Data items
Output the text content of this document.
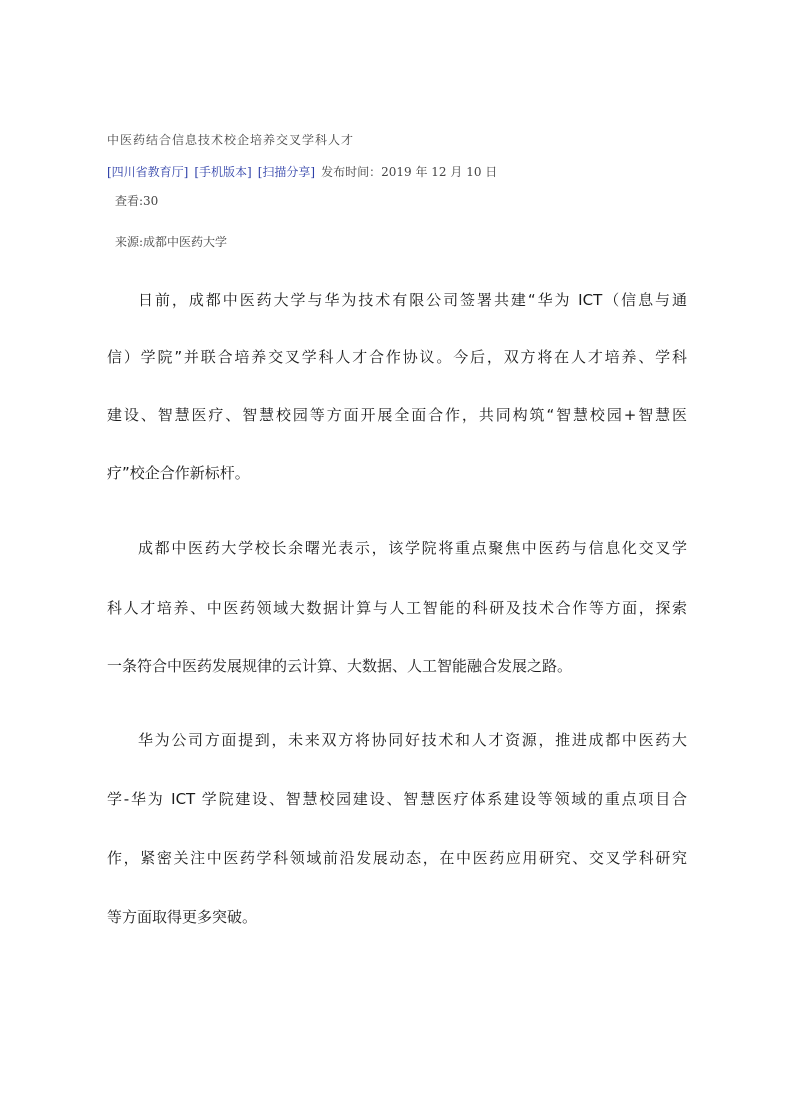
中医药结合信息技术校企培养交叉学科人才
[四川省教育厅] [手机版本] [扫描分享] 发布时间：2019 年 12 月 10 日
查看:30
来源:成都中医药大学
日前，成都中医药大学与华为技术有限公司签署共建“华为 ICT（信息与通
信）学院”并联合培养交叉学科人才合作协议。今后，双方将在人才培养、学科
建设、智慧医疗、智慧校园等方面开展全面合作，共同构筑“智慧校园+智慧医
疗”校企合作新标杆。
成都中医药大学校长余曙光表示，该学院将重点聚焦中医药与信息化交叉学
科人才培养、中医药领域大数据计算与人工智能的科研及技术合作等方面，探索
一条符合中医药发展规律的云计算、大数据、人工智能融合发展之路。
华为公司方面提到，未来双方将协同好技术和人才资源，推进成都中医药大
学-华为 ICT 学院建设、智慧校园建设、智慧医疗体系建设等领域的重点项目合
作，紧密关注中医药学科领域前沿发展动态，在中医药应用研究、交叉学科研究
等方面取得更多突破。
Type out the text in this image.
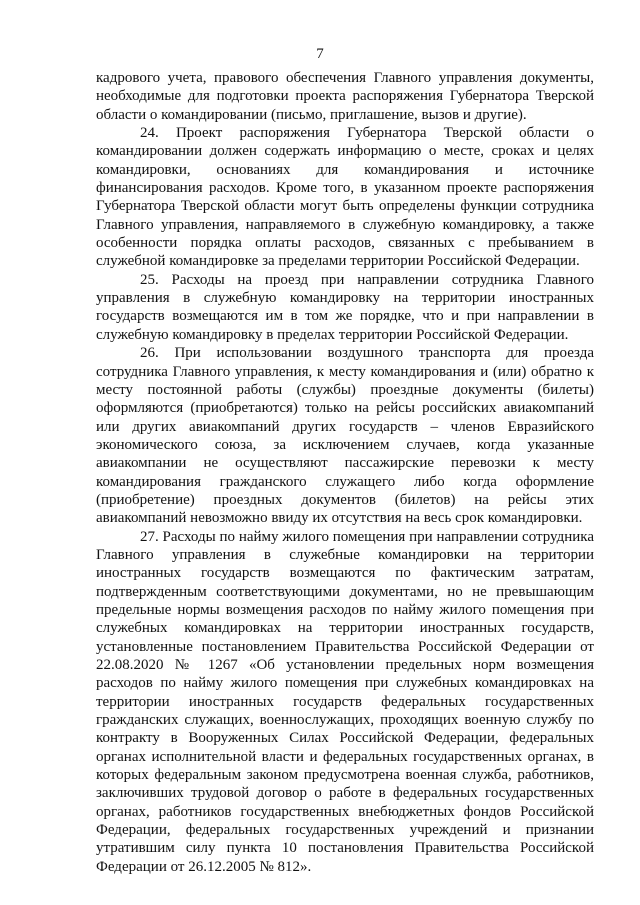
7

кадрового учета, правового обеспечения Главного управления документы, необходимые для подготовки проекта распоряжения Губернатора Тверской области о командировании (письмо, приглашение, вызов и другие).

24. Проект распоряжения Губернатора Тверской области о командировании должен содержать информацию о месте, сроках и целях командировки, основаниях для командирования и источнике финансирования расходов. Кроме того, в указанном проекте распоряжения Губернатора Тверской области могут быть определены функции сотрудника Главного управления, направляемого в служебную командировку, а также особенности порядка оплаты расходов, связанных с пребыванием в служебной командировке за пределами территории Российской Федерации.

25. Расходы на проезд при направлении сотрудника Главного управления в служебную командировку на территории иностранных государств возмещаются им в том же порядке, что и при направлении в служебную командировку в пределах территории Российской Федерации.

26. При использовании воздушного транспорта для проезда сотрудника Главного управления, к месту командирования и (или) обратно к месту постоянной работы (службы) проездные документы (билеты) оформляются (приобретаются) только на рейсы российских авиакомпаний или других авиакомпаний других государств – членов Евразийского экономического союза, за исключением случаев, когда указанные авиакомпании не осуществляют пассажирские перевозки к месту командирования гражданского служащего либо когда оформление (приобретение) проездных документов (билетов) на рейсы этих авиакомпаний невозможно ввиду их отсутствия на весь срок командировки.

27. Расходы по найму жилого помещения при направлении сотрудника Главного управления в служебные командировки на территории иностранных государств возмещаются по фактическим затратам, подтвержденным соответствующими документами, но не превышающим предельные нормы возмещения расходов по найму жилого помещения при служебных командировках на территории иностранных государств, установленные постановлением Правительства Российской Федерации от 22.08.2020 № 1267 «Об установлении предельных норм возмещения расходов по найму жилого помещения при служебных командировках на территории иностранных государств федеральных государственных гражданских служащих, военнослужащих, проходящих военную службу по контракту в Вооруженных Силах Российской Федерации, федеральных органах исполнительной власти и федеральных государственных органах, в которых федеральным законом предусмотрена военная служба, работников, заключивших трудовой договор о работе в федеральных государственных органах, работников государственных внебюджетных фондов Российской Федерации, федеральных государственных учреждений и признании утратившим силу пункта 10 постановления Правительства Российской Федерации от 26.12.2005 № 812».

→ **STATED GOAL**
Copy out every line with the word "text".

→ **SOLVED PROBLEM**
Output the text content of this document.
Type out the text in this image.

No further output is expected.